** AVAILABLE DATA **
============================================================

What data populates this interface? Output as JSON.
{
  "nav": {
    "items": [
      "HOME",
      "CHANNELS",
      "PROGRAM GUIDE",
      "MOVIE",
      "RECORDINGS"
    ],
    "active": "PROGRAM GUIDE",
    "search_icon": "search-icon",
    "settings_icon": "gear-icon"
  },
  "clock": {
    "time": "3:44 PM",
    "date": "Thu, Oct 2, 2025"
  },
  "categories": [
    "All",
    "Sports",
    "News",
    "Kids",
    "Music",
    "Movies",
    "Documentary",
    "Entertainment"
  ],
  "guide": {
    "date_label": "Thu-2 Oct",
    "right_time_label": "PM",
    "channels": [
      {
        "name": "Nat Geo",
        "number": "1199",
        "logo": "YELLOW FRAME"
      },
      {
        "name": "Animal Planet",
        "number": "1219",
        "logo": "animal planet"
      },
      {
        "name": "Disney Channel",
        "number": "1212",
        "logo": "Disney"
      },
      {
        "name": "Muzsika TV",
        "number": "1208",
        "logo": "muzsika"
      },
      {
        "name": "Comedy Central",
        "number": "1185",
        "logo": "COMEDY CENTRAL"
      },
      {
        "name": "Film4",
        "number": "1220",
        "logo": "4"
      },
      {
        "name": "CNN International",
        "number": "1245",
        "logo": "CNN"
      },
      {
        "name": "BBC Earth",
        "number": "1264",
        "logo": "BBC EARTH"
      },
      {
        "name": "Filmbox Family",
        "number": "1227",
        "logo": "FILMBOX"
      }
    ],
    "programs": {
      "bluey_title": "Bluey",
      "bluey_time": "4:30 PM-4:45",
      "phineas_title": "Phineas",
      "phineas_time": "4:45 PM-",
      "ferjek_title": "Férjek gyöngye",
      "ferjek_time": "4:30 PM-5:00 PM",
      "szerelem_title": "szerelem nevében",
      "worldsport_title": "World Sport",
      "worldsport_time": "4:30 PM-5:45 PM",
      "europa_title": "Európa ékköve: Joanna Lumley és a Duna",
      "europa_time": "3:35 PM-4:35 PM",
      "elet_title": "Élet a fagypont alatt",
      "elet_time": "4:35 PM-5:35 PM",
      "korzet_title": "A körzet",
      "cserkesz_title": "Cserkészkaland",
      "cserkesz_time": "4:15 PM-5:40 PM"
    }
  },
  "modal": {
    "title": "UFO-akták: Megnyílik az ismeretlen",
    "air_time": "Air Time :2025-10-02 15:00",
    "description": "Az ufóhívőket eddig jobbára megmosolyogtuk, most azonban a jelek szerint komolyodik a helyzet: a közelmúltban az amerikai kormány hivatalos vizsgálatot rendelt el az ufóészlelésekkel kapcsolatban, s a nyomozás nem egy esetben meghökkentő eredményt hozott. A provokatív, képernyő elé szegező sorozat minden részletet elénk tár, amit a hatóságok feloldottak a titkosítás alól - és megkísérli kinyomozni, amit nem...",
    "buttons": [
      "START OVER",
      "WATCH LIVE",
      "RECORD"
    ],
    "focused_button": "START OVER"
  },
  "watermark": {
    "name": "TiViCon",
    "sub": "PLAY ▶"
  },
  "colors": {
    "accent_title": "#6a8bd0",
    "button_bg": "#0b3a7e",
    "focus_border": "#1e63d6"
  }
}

============================================================

** AIM **
All of the entries above should be written out again exactly.

** EXPECTED OUTPUT **
What data populates this interface? Output as JSON.
{
  "nav": {
    "items": [
      "HOME",
      "CHANNELS",
      "PROGRAM GUIDE",
      "MOVIE",
      "RECORDINGS"
    ],
    "active": "PROGRAM GUIDE",
    "search_icon": "search-icon",
    "settings_icon": "gear-icon"
  },
  "clock": {
    "time": "3:44 PM",
    "date": "Thu, Oct 2, 2025"
  },
  "categories": [
    "All",
    "Sports",
    "News",
    "Kids",
    "Music",
    "Movies",
    "Documentary",
    "Entertainment"
  ],
  "guide": {
    "date_label": "Thu-2 Oct",
    "right_time_label": "PM",
    "channels": [
      {
        "name": "Nat Geo",
        "number": "1199",
        "logo": "YELLOW FRAME"
      },
      {
        "name": "Animal Planet",
        "number": "1219",
        "logo": "animal planet"
      },
      {
        "name": "Disney Channel",
        "number": "1212",
        "logo": "Disney"
      },
      {
        "name": "Muzsika TV",
        "number": "1208",
        "logo": "muzsika"
      },
      {
        "name": "Comedy Central",
        "number": "1185",
        "logo": "COMEDY CENTRAL"
      },
      {
        "name": "Film4",
        "number": "1220",
        "logo": "4"
      },
      {
        "name": "CNN International",
        "number": "1245",
        "logo": "CNN"
      },
      {
        "name": "BBC Earth",
        "number": "1264",
        "logo": "BBC EARTH"
      },
      {
        "name": "Filmbox Family",
        "number": "1227",
        "logo": "FILMBOX"
      }
    ],
    "programs": {
      "bluey_title": "Bluey",
      "bluey_time": "4:30 PM-4:45",
      "phineas_title": "Phineas",
      "phineas_time": "4:45 PM-",
      "ferjek_title": "Férjek gyöngye",
      "ferjek_time": "4:30 PM-5:00 PM",
      "szerelem_title": "szerelem nevében",
      "worldsport_title": "World Sport",
      "worldsport_time": "4:30 PM-5:45 PM",
      "europa_title": "Európa ékköve: Joanna Lumley és a Duna",
      "europa_time": "3:35 PM-4:35 PM",
      "elet_title": "Élet a fagypont alatt",
      "elet_time": "4:35 PM-5:35 PM",
      "korzet_title": "A körzet",
      "cserkesz_title": "Cserkészkaland",
      "cserkesz_time": "4:15 PM-5:40 PM"
    }
  },
  "modal": {
    "title": "UFO-akták: Megnyílik az ismeretlen",
    "air_time": "Air Time :2025-10-02 15:00",
    "description": "Az ufóhívőket eddig jobbára megmosolyogtuk, most azonban a jelek szerint komolyodik a helyzet: a közelmúltban az amerikai kormány hivatalos vizsgálatot rendelt el az ufóészlelésekkel kapcsolatban, s a nyomozás nem egy esetben meghökkentő eredményt hozott. A provokatív, képernyő elé szegező sorozat minden részletet elénk tár, amit a hatóságok feloldottak a titkosítás alól - és megkísérli kinyomozni, amit nem...",
    "buttons": [
      "START OVER",
      "WATCH LIVE",
      "RECORD"
    ],
    "focused_button": "START OVER"
  },
  "watermark": {
    "name": "TiViCon",
    "sub": "PLAY ▶"
  },
  "colors": {
    "accent_title": "#6a8bd0",
    "button_bg": "#0b3a7e",
    "focus_border": "#1e63d6"
  }
}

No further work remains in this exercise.